DIRITTO DELLE ACQUE - Provvedimenti amministrativi aventi ad oggetto solo indirettamente l’acqua - Giurisdizione del TAR - Fattispecie: autorizzazione all’esercizio di acquacoltura. L’impugnazione di provvedimenti amministrativi che solo indirettamente hanno a che fare con l’acqua, rientra pacificamente nella giurisdizione del giudice amministrativo (fattispecie relativa all’autorizzazione all’esercizio di acquacoltura, che soltanto si esercita in un bacino imbrifero e non ha, invece, ad oggetto l’acqua in sé). Pres. De Zotti, Est. Franco – A. s.r.l. (avv. Grimani) c. Comune di Carmignano di Brenta (avv. Testa). TAR VENETO, Sez. II - 12 gennaio 2010, n. 53

 

 

 

 

N. 00053/2010 REG.SEN.
N. 04034/1996 REG.RIC.

REPUBBLICA ITALIANA

IN NOME DEL POPOLO ITALIANO


I
ll Tribunale Amministrativo Regionale per il Veneto

(Sezione Seconda)


ha pronunciato la presente


SENTENZA


Sul ricorso numero di registro generale 4034 del 1996, proposto da:
Agroittica Veneta s.r.l., in persona del rappresentate legale in carica Giaretta Pio, rappresentata e difesa dall'avv. Pier Vettor Grimani, con domicilio eletto presso lo studio di questi, in Venezia, S. Croce, 466/G, come da procura a.l. a margine del ricorso,
contro
Comune di Carmignano di Brenta (PD) in persona del sindaco pro-tempore, rappresentato e difeso dall'avv. Mario Testa, con domicilio eletto presso l’avv. Franco Zambelli in Venezia-Mestre, via Cavallotti, 22 come da deliberazione di autorizzazione a resistere della G.M. n. 457 del 24.12.96 e procura a.l. a margine della memoria di costituzione,;
per l'annullamento
del provvedimento prot. n. 9116 dell’1.10.96, con il quale il sindaco di Carmignano di Brenta ha inflitto la sanzione pecuniaria di £. 469.349.100 ai sensi dell’art. 15 della legge 29.06.39 n. 1497.

(Registrazioni di annotazioni spaziali)

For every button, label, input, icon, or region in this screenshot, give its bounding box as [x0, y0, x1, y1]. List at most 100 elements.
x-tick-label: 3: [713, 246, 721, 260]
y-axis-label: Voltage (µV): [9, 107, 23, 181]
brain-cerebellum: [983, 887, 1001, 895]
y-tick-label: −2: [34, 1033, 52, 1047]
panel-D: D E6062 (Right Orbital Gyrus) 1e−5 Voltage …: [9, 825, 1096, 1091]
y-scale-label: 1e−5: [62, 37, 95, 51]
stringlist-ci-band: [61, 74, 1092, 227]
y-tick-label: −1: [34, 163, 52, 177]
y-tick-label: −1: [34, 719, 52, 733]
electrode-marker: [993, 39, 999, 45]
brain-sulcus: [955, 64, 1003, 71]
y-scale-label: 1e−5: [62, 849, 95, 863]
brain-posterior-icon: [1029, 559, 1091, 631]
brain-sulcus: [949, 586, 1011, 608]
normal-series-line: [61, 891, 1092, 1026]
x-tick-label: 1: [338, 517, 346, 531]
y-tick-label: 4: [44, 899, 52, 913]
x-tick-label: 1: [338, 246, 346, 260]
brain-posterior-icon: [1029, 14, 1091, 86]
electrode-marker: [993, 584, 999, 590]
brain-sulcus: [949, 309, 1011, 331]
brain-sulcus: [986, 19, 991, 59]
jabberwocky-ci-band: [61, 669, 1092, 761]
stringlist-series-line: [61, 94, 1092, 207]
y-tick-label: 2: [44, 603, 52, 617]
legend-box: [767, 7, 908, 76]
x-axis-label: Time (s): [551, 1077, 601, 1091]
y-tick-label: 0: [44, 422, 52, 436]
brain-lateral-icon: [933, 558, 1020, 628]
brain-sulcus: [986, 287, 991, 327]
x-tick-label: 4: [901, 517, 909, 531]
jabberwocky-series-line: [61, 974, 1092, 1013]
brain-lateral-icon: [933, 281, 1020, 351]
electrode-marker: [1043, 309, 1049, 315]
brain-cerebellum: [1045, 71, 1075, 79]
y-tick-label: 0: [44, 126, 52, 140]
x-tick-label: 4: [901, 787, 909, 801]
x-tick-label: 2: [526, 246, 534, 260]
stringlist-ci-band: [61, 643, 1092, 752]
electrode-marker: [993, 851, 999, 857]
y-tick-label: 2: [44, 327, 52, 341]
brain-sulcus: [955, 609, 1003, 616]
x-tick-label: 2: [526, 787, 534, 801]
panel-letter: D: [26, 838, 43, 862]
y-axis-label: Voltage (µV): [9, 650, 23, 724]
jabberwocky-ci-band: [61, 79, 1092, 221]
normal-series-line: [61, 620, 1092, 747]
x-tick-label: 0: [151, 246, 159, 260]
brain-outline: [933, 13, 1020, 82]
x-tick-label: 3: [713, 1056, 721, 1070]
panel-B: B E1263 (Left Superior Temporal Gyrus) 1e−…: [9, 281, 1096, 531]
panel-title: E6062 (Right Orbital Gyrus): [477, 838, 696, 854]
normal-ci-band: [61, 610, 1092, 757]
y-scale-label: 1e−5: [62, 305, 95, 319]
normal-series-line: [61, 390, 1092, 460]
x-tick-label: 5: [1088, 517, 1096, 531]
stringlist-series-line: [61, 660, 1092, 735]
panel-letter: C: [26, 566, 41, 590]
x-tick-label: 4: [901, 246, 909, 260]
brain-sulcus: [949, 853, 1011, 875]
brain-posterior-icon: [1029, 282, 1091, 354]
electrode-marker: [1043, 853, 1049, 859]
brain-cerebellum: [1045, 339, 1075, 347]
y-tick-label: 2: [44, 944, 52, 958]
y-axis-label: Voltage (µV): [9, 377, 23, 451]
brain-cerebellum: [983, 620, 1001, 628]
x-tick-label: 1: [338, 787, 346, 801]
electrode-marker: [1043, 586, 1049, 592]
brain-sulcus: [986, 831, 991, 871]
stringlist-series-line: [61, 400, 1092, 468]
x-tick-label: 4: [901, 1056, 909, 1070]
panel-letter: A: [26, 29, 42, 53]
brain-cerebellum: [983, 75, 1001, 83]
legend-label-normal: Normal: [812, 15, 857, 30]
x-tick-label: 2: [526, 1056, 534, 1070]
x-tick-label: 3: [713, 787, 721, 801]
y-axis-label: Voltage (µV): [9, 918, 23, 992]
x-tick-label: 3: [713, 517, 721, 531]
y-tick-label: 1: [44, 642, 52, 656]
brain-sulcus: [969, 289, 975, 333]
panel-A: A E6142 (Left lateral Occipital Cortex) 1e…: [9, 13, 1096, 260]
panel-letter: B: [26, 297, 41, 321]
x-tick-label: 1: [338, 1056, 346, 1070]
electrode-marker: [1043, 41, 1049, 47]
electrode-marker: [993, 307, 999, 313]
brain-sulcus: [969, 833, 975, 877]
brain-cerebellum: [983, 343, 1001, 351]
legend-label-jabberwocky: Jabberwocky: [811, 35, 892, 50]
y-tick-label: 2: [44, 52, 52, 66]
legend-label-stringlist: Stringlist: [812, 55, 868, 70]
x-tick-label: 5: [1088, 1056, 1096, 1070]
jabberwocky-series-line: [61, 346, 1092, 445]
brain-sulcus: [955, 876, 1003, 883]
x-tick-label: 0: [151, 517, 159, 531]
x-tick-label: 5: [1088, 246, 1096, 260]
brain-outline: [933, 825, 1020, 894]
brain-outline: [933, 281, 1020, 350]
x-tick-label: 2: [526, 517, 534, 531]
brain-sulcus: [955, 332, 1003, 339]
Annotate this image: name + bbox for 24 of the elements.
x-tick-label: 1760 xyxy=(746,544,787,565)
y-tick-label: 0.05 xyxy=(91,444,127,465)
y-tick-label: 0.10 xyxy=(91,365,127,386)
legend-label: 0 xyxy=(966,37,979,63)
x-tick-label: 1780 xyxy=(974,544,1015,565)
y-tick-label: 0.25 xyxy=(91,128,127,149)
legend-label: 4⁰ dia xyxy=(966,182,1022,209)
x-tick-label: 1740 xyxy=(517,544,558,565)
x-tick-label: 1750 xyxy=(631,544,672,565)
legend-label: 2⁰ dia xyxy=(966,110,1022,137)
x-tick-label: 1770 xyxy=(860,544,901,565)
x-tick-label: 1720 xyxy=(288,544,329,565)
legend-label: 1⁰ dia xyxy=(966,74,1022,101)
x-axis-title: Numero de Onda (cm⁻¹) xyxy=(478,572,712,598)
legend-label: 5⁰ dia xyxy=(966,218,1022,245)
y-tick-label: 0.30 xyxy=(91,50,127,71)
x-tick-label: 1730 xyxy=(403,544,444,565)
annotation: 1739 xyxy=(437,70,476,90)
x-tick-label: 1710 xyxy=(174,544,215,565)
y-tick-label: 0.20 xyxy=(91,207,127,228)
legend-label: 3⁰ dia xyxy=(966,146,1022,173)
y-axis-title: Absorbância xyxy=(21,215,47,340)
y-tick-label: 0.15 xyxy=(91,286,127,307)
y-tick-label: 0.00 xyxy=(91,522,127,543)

:: ATTIVITÀ RICHIESTE ::
A – Secondo la sentenza del TAR Veneto, quale sanzione pecuniaria ha inflitto il sindaco di Carmignano di Brenta con il provvedimento prot. n. 9116?
B – Prosegui la sentenza del TAR Veneto dopo l'ultima frase riportata.

:: RISPOSTE ALL'ESERCIZIO ::
A – Una sanzione di £. 469.349.100, ai sensi dell'art. 15 della legge 29.06.39 n. 1497.

B –
Visto il ricorso, notificato il 28.11.96, e depositato preso la segreteria del TAR entro il termine di legge, con i relativi allegati;
Visto l'atto di costituzione in giudizio di Comune di Carmignano di Brenta, depositato il 19.06.97;
Viste le memorie prodotte dalle parti a sostegno delle rispettive difese;
Visti gli atti tutti della causa;
Relatore nell'udienza pubblica del giorno 18 dicembre 2009 il dott. Italo Franco e uditi per le parti i difensori come specificato nel verbale;
Ritenuto in fatto e considerato in diritto quanto segue:


FATTO


La richiesta (del 20.02.90) di Agroittica s.r.l. di autorizzazione per la sistemazione ambientale di un’area in comune di Carmignano di Brenta – bacino boschi di Camazzola, al fine di esercitarvi l’acquacoltura, ai sensi dell’art. 7 della l. 29.06.39 n. 1497, dopo l’ottenimento dell’autorizzazione da parte del Magistrato alle acque (con atto del 4.05.90), veniva accolta, limitatamente a un primo stralcio, su conforme parere della commissione consultiva ambientale. Non veniva, invece dato favorevole riscontro all’istanza di autorizzazione relativa ad altri stralci, nonostante –si dice- la produzione di cospicua documentazione attestante l’opportunità dell’intervento. Dopo la notifica di una diffida, l’autorizzazione veniva negata, con provvedimento del 26.01.95 su conforme parere della commissione menzionata, per rischio di grave danno all’ambiente, per la modifica della falda freatica e del regime idraulico dell’area di intervento. Tale diniego veniva annullato con sentenza di questo TAR n. 1628/96.
Ciononostante il comune, dopo avere accertato che il fronte di scavo oltrepassava di 60 metri il limite dello stralcio autorizzato e che il materiale estratto ammontava a mc. 93.869,829, irrogava –sulla scorta della stima effettuata dall’UTC, ai sensi dell’art. 15 della l. n. 1497/39, - la sanzione pecuniaria di £. 469.349.100 pari alla maggior somma tra il danno ambientale arrecato e il ricavo realizzato.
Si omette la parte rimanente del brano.